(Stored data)
>>>>

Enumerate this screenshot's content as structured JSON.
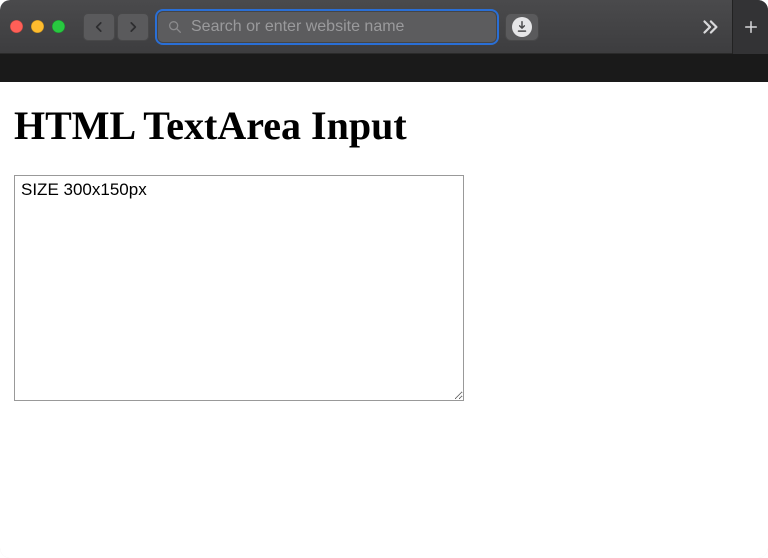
{
  "toolbar": {
    "search_placeholder": "Search or enter website name"
  },
  "page": {
    "heading": "HTML TextArea Input",
    "textarea_value": "SIZE 300x150px"
  }
}
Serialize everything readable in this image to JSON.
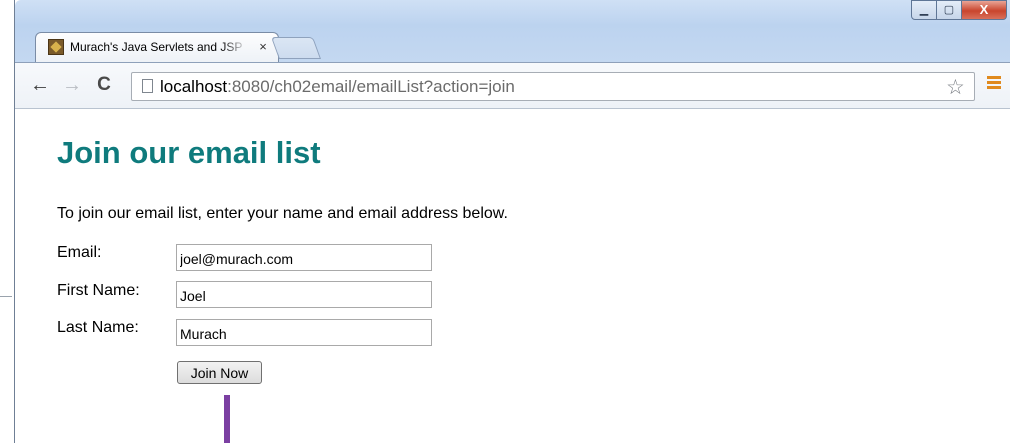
{
  "browser": {
    "tab": {
      "title": "Murach's Java Servlets and JSP",
      "close_glyph": "×",
      "favicon": "murach-logo-icon"
    },
    "window_controls": {
      "minimize": "▁",
      "maximize": "▢",
      "close": "X"
    },
    "toolbar": {
      "back_glyph": "←",
      "forward_glyph": "→",
      "reload_glyph": "C",
      "url_host": "localhost",
      "url_rest": ":8080/ch02email/emailList?action=join",
      "bookmark_glyph": "☆"
    }
  },
  "page": {
    "heading": "Join our email list",
    "intro": "To join our email list, enter your name and email address below.",
    "form": {
      "email_label": "Email:",
      "email_value": "joel@murach.com",
      "first_name_label": "First Name:",
      "first_name_value": "Joel",
      "last_name_label": "Last Name:",
      "last_name_value": "Murach",
      "submit_label": "Join Now"
    }
  },
  "colors": {
    "heading": "#0f7b7d",
    "annotation_line": "#7b3fa2",
    "menu_accent": "#e08a1e"
  }
}
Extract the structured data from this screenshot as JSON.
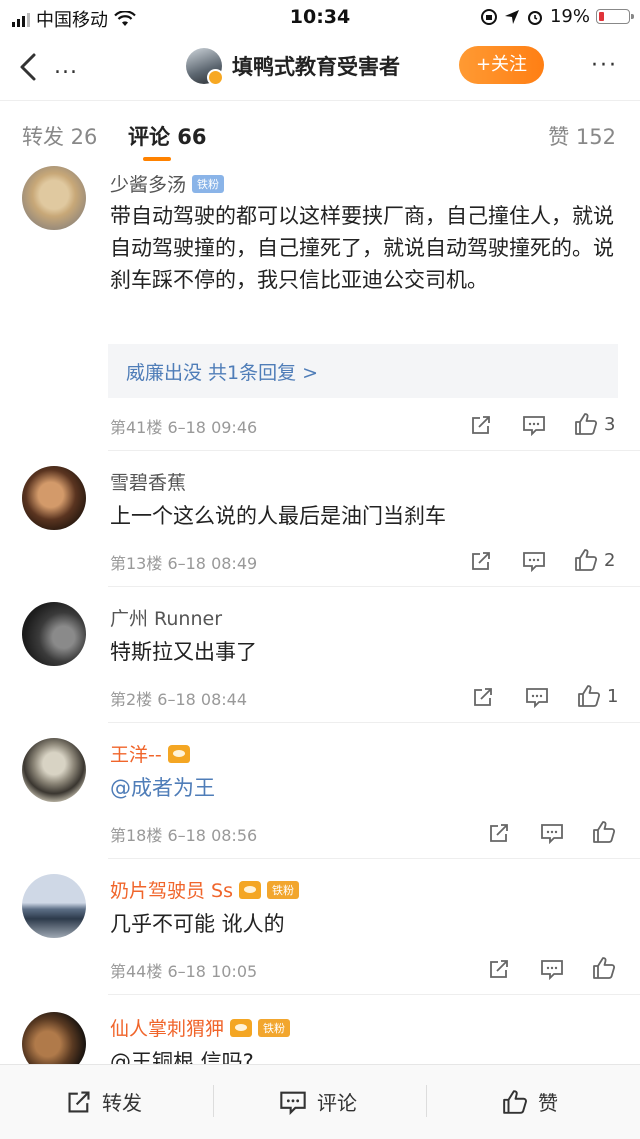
{
  "status": {
    "carrier": "中国移动",
    "time": "10:34",
    "battery": "19%",
    "battery_level": 0.19
  },
  "nav": {
    "more": "...",
    "title": "填鸭式教育受害者",
    "follow": "+关注",
    "menu": "···"
  },
  "tabs": {
    "repost": "转发 26",
    "comments": "评论 66",
    "likes": "赞 152"
  },
  "comments": [
    {
      "name": "少酱多汤",
      "badge": "铁粉",
      "text": "带自动驾驶的都可以这样要挟厂商，自己撞住人，就说自动驾驶撞的，自己撞死了，就说自动驾驶撞死的。说刹车踩不停的，我只信比亚迪公交司机。",
      "reply": "威廉出没  共1条回复 >",
      "meta": "第41楼 6–18 09:46",
      "likes": "3"
    },
    {
      "name": "雪碧香蕉",
      "text": "上一个这么说的人最后是油门当刹车",
      "meta": "第13楼 6–18 08:49",
      "likes": "2"
    },
    {
      "name": "广州 Runner",
      "text": "特斯拉又出事了",
      "meta": "第2楼 6–18 08:44",
      "likes": "1"
    },
    {
      "name": "王洋--",
      "text": "@成者为王",
      "meta": "第18楼 6–18 08:56",
      "likes": ""
    },
    {
      "name": "奶片驾驶员 Ss",
      "badge": "铁粉",
      "text": "几乎不可能 讹人的",
      "meta": "第44楼 6–18 10:05",
      "likes": ""
    },
    {
      "name": "仙人掌刺猬狎",
      "badge": "铁粉",
      "text": "@王铜根 信吗?"
    }
  ],
  "bottom": {
    "repost": "转发",
    "comment": "评论",
    "like": "赞"
  }
}
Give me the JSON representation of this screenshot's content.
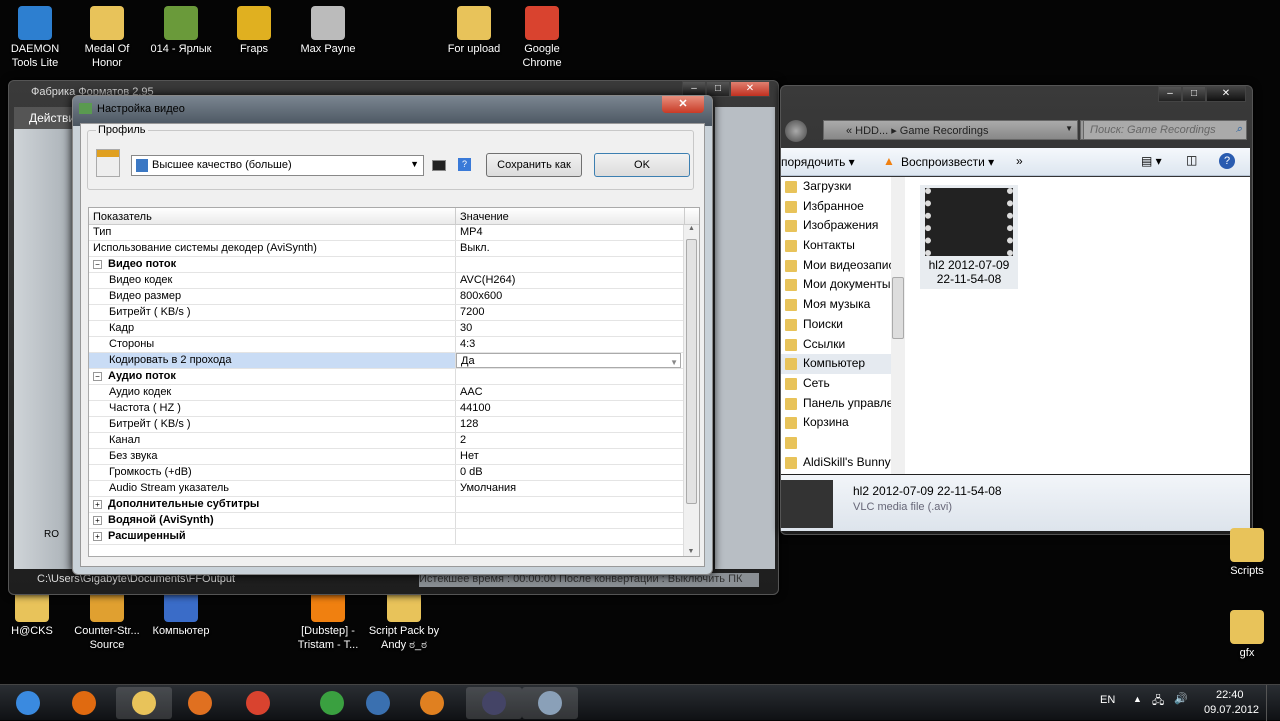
{
  "desktop": {
    "top_icons": [
      {
        "label": "DAEMON Tools Lite",
        "color": "#2d7fd0"
      },
      {
        "label": "Medal Of Honor",
        "color": "#e8c35a"
      },
      {
        "label": "014 - Ярлык",
        "color": "#6a9a3a"
      },
      {
        "label": "Fraps",
        "color": "#e0b020"
      },
      {
        "label": "Max Payne",
        "color": "#bbbbbb"
      },
      {
        "label": "For upload",
        "color": "#e8c35a"
      },
      {
        "label": "Google Chrome",
        "color": "#d9432f"
      }
    ],
    "bottom_icons": [
      {
        "label": "H@CKS",
        "color": "#e8c35a"
      },
      {
        "label": "Counter-Str... Source",
        "color": "#e0a030"
      },
      {
        "label": "Компьютер",
        "color": "#3a6cc8"
      },
      {
        "label": "[Dubstep] - Tristam - T...",
        "color": "#f08010"
      },
      {
        "label": "Script Pack by Andy ಠ_ಠ",
        "color": "#e8c35a"
      }
    ],
    "right_icons": [
      {
        "label": "Scripts",
        "color": "#e8c35a"
      },
      {
        "label": "gfx",
        "color": "#e8c35a"
      }
    ]
  },
  "bg_app": {
    "title": "Фабрика Форматов 2.95",
    "menu": "Действи",
    "side_item": "RO",
    "status_path": "C:\\Users\\Gigabyte\\Documents\\FFOutput",
    "status_right": "Истекшее время : 00:00:00    После конвертации : Выключить ПК"
  },
  "dialog": {
    "title": "Настройка видео",
    "profile_label": "Профиль",
    "profile_value": "Высшее качество (больше)",
    "save_as": "Сохранить как",
    "ok": "OK",
    "col_name": "Показатель",
    "col_value": "Значение",
    "rows": [
      {
        "name": "Тип",
        "value": "MP4"
      },
      {
        "name": "Использование системы декодер (AviSynth)",
        "value": "Выкл."
      },
      {
        "name": "Видео поток",
        "value": ""
      },
      {
        "name": "Видео кодек",
        "value": "AVC(H264)"
      },
      {
        "name": "Видео размер",
        "value": "800x600"
      },
      {
        "name": "Битрейт ( KB/s )",
        "value": "7200"
      },
      {
        "name": "Кадр",
        "value": "30"
      },
      {
        "name": "Стороны",
        "value": "4:3"
      },
      {
        "name": "Кодировать в 2 прохода",
        "value": "Да"
      },
      {
        "name": "Аудио поток",
        "value": ""
      },
      {
        "name": "Аудио кодек",
        "value": "AAC"
      },
      {
        "name": "Частота ( HZ )",
        "value": "44100"
      },
      {
        "name": "Битрейт ( KB/s )",
        "value": "128"
      },
      {
        "name": "Канал",
        "value": "2"
      },
      {
        "name": "Без звука",
        "value": "Нет"
      },
      {
        "name": "Громкость (+dB)",
        "value": "0 dB"
      },
      {
        "name": "Audio Stream указатель",
        "value": "Умолчания"
      },
      {
        "name": "Дополнительные субтитры",
        "value": ""
      },
      {
        "name": "Водяной (AviSynth)",
        "value": ""
      },
      {
        "name": "Расширенный",
        "value": ""
      }
    ]
  },
  "explorer": {
    "breadcrumb": "« HDD... ▸ Game Recordings",
    "search_placeholder": "Поиск: Game Recordings",
    "organize": "порядочить ▾",
    "play": "Воспроизвести ▾",
    "more": "»",
    "nav": [
      "Загрузки",
      "Избранное",
      "Изображения",
      "Контакты",
      "Мои видеозаписи",
      "Мои документы",
      "Моя музыка",
      "Поиски",
      "Ссылки",
      "Компьютер",
      "Сеть",
      "Панель управления",
      "Корзина",
      "",
      "AldiSkill's Bunnyhop"
    ],
    "file_name_line1": "hl2 2012-07-09",
    "file_name_line2": "22-11-54-08",
    "details_name": "hl2 2012-07-09 22-11-54-08",
    "details_type": "VLC media file (.avi)"
  },
  "taskbar": {
    "lang": "EN",
    "time": "22:40",
    "date": "09.07.2012",
    "apps": [
      {
        "name": "start",
        "color": "#3a8ae0"
      },
      {
        "name": "firefox",
        "color": "#e06a10"
      },
      {
        "name": "explorer",
        "color": "#e8c35a"
      },
      {
        "name": "media-player",
        "color": "#e07020"
      },
      {
        "name": "chrome",
        "color": "#d9432f"
      },
      {
        "name": "utorrent",
        "color": "#3aa040"
      },
      {
        "name": "settings",
        "color": "#3a70b0"
      },
      {
        "name": "blender",
        "color": "#e08020"
      },
      {
        "name": "game",
        "color": "#444466"
      },
      {
        "name": "format-factory",
        "color": "#8aa0b8"
      }
    ]
  }
}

<<<<

• **The task**:
Your task is to copy the entries in full and exactly, without any images.

• **Result for this task**:
Enumerate this screenshot's content as structured JSON.
{
  "toolbar": {
    "search_placeholder": "Search or enter website name"
  },
  "page": {
    "heading": "HTML TextArea Input",
    "textarea_value": "SIZE 300x150px"
  }
}
Serialize everything readable in this image to JSON.
{
  "browser": {
    "tab": {
      "title": "Murach's Java Servlets and JSP",
      "close_glyph": "×",
      "favicon": "murach-logo-icon"
    },
    "window_controls": {
      "minimize": "▁",
      "maximize": "▢",
      "close": "X"
    },
    "toolbar": {
      "back_glyph": "←",
      "forward_glyph": "→",
      "reload_glyph": "C",
      "url_host": "localhost",
      "url_rest": ":8080/ch02email/emailList?action=join",
      "bookmark_glyph": "☆"
    }
  },
  "page": {
    "heading": "Join our email list",
    "intro": "To join our email list, enter your name and email address below.",
    "form": {
      "email_label": "Email:",
      "email_value": "joel@murach.com",
      "first_name_label": "First Name:",
      "first_name_value": "Joel",
      "last_name_label": "Last Name:",
      "last_name_value": "Murach",
      "submit_label": "Join Now"
    }
  },
  "colors": {
    "heading": "#0f7b7d",
    "annotation_line": "#7b3fa2",
    "menu_accent": "#e08a1e"
  }
}
Extract the structured data from this screenshot as JSON.
{
  "status": {
    "carrier": "中国移动",
    "time": "10:34",
    "battery": "19%",
    "battery_level": 0.19
  },
  "nav": {
    "more": "...",
    "title": "填鸭式教育受害者",
    "follow": "+关注",
    "menu": "···"
  },
  "tabs": {
    "repost": "转发 26",
    "comments": "评论 66",
    "likes": "赞 152"
  },
  "comments": [
    {
      "name": "少酱多汤",
      "badge": "铁粉",
      "text": "带自动驾驶的都可以这样要挟厂商，自己撞住人，就说自动驾驶撞的，自己撞死了，就说自动驾驶撞死的。说刹车踩不停的，我只信比亚迪公交司机。",
      "reply": "威廉出没  共1条回复 >",
      "meta": "第41楼 6–18 09:46",
      "likes": "3"
    },
    {
      "name": "雪碧香蕉",
      "text": "上一个这么说的人最后是油门当刹车",
      "meta": "第13楼 6–18 08:49",
      "likes": "2"
    },
    {
      "name": "广州 Runner",
      "text": "特斯拉又出事了",
      "meta": "第2楼 6–18 08:44",
      "likes": "1"
    },
    {
      "name": "王洋--",
      "text": "@成者为王",
      "meta": "第18楼 6–18 08:56",
      "likes": ""
    },
    {
      "name": "奶片驾驶员 Ss",
      "badge": "铁粉",
      "text": "几乎不可能 讹人的",
      "meta": "第44楼 6–18 10:05",
      "likes": ""
    },
    {
      "name": "仙人掌刺猬狎",
      "badge": "铁粉",
      "text": "@王铜根 信吗?"
    }
  ],
  "bottom": {
    "repost": "转发",
    "comment": "评论",
    "like": "赞"
  }
}
Give me the JSON representation of this screenshot's content.
{
  "desktop": {
    "top_icons": [
      {
        "label": "DAEMON Tools Lite",
        "color": "#2d7fd0"
      },
      {
        "label": "Medal Of Honor",
        "color": "#e8c35a"
      },
      {
        "label": "014 - Ярлык",
        "color": "#6a9a3a"
      },
      {
        "label": "Fraps",
        "color": "#e0b020"
      },
      {
        "label": "Max Payne",
        "color": "#bbbbbb"
      },
      {
        "label": "For upload",
        "color": "#e8c35a"
      },
      {
        "label": "Google Chrome",
        "color": "#d9432f"
      }
    ],
    "bottom_icons": [
      {
        "label": "H@CKS",
        "color": "#e8c35a"
      },
      {
        "label": "Counter-Str... Source",
        "color": "#e0a030"
      },
      {
        "label": "Компьютер",
        "color": "#3a6cc8"
      },
      {
        "label": "[Dubstep] - Tristam - T...",
        "color": "#f08010"
      },
      {
        "label": "Script Pack by Andy ಠ_ಠ",
        "color": "#e8c35a"
      }
    ],
    "right_icons": [
      {
        "label": "Scripts",
        "color": "#e8c35a"
      },
      {
        "label": "gfx",
        "color": "#e8c35a"
      }
    ]
  },
  "bg_app": {
    "title": "Фабрика Форматов 2.95",
    "menu": "Действи",
    "side_item": "RO",
    "status_path": "C:\\Users\\Gigabyte\\Documents\\FFOutput",
    "status_right": "Истекшее время : 00:00:00    После конвертации : Выключить ПК"
  },
  "dialog": {
    "title": "Настройка видео",
    "profile_label": "Профиль",
    "profile_value": "Высшее качество (больше)",
    "save_as": "Сохранить как",
    "ok": "OK",
    "col_name": "Показатель",
    "col_value": "Значение",
    "rows": [
      {
        "name": "Тип",
        "value": "MP4"
      },
      {
        "name": "Использование системы декодер (AviSynth)",
        "value": "Выкл."
      },
      {
        "name": "Видео поток",
        "value": ""
      },
      {
        "name": "Видео кодек",
        "value": "AVC(H264)"
      },
      {
        "name": "Видео размер",
        "value": "800x600"
      },
      {
        "name": "Битрейт ( KB/s )",
        "value": "7200"
      },
      {
        "name": "Кадр",
        "value": "30"
      },
      {
        "name": "Стороны",
        "value": "4:3"
      },
      {
        "name": "Кодировать в 2 прохода",
        "value": "Да"
      },
      {
        "name": "Аудио поток",
        "value": ""
      },
      {
        "name": "Аудио кодек",
        "value": "AAC"
      },
      {
        "name": "Частота ( HZ )",
        "value": "44100"
      },
      {
        "name": "Битрейт ( KB/s )",
        "value": "128"
      },
      {
        "name": "Канал",
        "value": "2"
      },
      {
        "name": "Без звука",
        "value": "Нет"
      },
      {
        "name": "Громкость (+dB)",
        "value": "0 dB"
      },
      {
        "name": "Audio Stream указатель",
        "value": "Умолчания"
      },
      {
        "name": "Дополнительные субтитры",
        "value": ""
      },
      {
        "name": "Водяной (AviSynth)",
        "value": ""
      },
      {
        "name": "Расширенный",
        "value": ""
      }
    ]
  },
  "explorer": {
    "breadcrumb": "« HDD... ▸ Game Recordings",
    "search_placeholder": "Поиск: Game Recordings",
    "organize": "порядочить ▾",
    "play": "Воспроизвести ▾",
    "more": "»",
    "nav": [
      "Загрузки",
      "Избранное",
      "Изображения",
      "Контакты",
      "Мои видеозаписи",
      "Мои документы",
      "Моя музыка",
      "Поиски",
      "Ссылки",
      "Компьютер",
      "Сеть",
      "Панель управления",
      "Корзина",
      "",
      "AldiSkill's Bunnyhop"
    ],
    "file_name_line1": "hl2 2012-07-09",
    "file_name_line2": "22-11-54-08",
    "details_name": "hl2 2012-07-09 22-11-54-08",
    "details_type": "VLC media file (.avi)"
  },
  "taskbar": {
    "lang": "EN",
    "time": "22:40",
    "date": "09.07.2012",
    "apps": [
      {
        "name": "start",
        "color": "#3a8ae0"
      },
      {
        "name": "firefox",
        "color": "#e06a10"
      },
      {
        "name": "explorer",
        "color": "#e8c35a"
      },
      {
        "name": "media-player",
        "color": "#e07020"
      },
      {
        "name": "chrome",
        "color": "#d9432f"
      },
      {
        "name": "utorrent",
        "color": "#3aa040"
      },
      {
        "name": "settings",
        "color": "#3a70b0"
      },
      {
        "name": "blender",
        "color": "#e08020"
      },
      {
        "name": "game",
        "color": "#444466"
      },
      {
        "name": "format-factory",
        "color": "#8aa0b8"
      }
    ]
  }
}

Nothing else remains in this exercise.